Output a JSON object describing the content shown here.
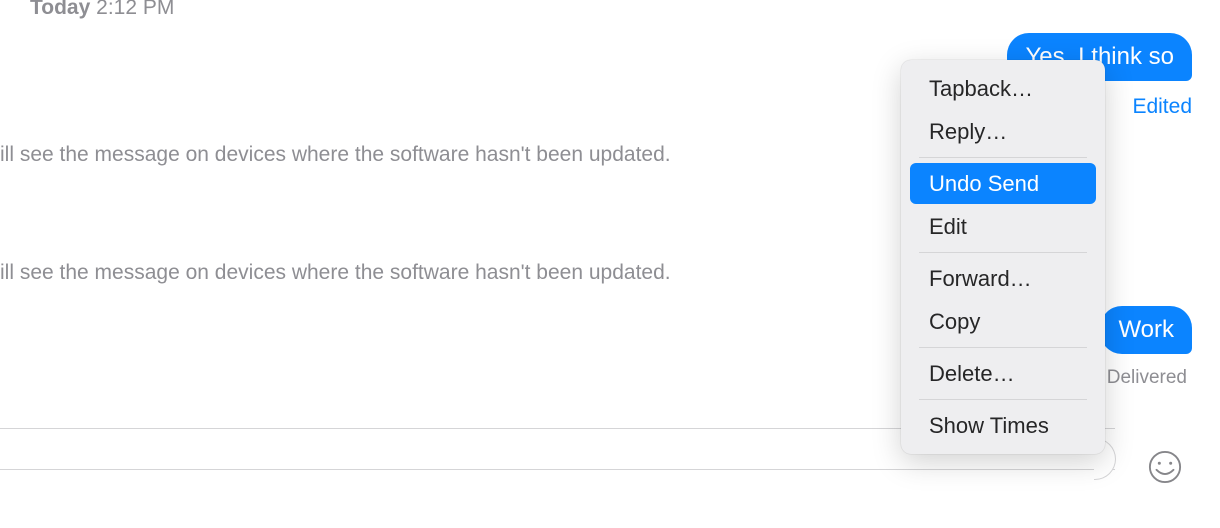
{
  "timestamp": {
    "day": "Today",
    "time": "2:12 PM"
  },
  "system_messages": [
    "ill see the message on devices where the software hasn't been updated.",
    "ill see the message on devices where the software hasn't been updated."
  ],
  "sent_messages": [
    {
      "text": "Yes, I think so",
      "status": "Edited"
    },
    {
      "text": "Work",
      "status": "Delivered"
    }
  ],
  "context_menu": {
    "groups": [
      [
        "Tapback…",
        "Reply…"
      ],
      [
        "Undo Send",
        "Edit"
      ],
      [
        "Forward…",
        "Copy"
      ],
      [
        "Delete…"
      ],
      [
        "Show Times"
      ]
    ],
    "highlighted": "Undo Send"
  }
}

- WRITTEN INSTRUCTION -
Respond with the number of lines containing "hasn" and no additional words.

- COMPLETE RESPONSE -
2